Your instructions ::
How many lines of the records below contain the word "flow"? Give only the number.

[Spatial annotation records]
# # # #
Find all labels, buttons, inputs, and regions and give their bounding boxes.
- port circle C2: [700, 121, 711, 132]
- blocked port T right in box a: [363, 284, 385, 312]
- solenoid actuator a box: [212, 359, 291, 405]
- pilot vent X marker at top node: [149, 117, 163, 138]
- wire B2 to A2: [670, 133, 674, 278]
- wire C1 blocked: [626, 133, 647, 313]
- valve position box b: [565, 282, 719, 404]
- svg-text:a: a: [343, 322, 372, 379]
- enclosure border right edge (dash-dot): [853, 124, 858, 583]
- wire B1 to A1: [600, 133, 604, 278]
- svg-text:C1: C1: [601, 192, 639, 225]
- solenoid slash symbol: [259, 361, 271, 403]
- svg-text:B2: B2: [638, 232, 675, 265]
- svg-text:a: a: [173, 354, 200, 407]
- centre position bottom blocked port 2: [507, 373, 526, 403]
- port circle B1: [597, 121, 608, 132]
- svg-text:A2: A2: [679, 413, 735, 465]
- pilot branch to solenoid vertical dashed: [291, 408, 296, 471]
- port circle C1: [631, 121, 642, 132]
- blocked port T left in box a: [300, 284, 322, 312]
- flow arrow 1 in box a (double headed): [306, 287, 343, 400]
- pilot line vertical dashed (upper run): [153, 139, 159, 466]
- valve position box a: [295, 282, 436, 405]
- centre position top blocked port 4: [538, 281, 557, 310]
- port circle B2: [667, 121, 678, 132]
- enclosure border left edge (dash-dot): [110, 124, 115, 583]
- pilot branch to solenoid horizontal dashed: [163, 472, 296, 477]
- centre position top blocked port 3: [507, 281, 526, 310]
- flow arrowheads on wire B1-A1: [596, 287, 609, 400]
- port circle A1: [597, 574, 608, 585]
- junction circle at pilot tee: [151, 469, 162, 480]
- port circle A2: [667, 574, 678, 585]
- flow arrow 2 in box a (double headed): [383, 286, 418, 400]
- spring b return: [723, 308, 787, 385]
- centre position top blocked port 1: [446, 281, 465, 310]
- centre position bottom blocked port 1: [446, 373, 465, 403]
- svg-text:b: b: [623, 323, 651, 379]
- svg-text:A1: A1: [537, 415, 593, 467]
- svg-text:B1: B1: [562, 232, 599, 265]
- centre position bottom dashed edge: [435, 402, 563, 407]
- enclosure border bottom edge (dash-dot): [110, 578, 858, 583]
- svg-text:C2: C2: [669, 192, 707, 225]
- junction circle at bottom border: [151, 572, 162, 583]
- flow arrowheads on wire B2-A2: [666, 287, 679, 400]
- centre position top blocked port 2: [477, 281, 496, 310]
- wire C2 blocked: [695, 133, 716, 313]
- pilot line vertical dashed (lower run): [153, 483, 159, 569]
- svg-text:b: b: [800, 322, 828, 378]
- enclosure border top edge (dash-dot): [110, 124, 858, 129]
# # # #
Problem solution ::
4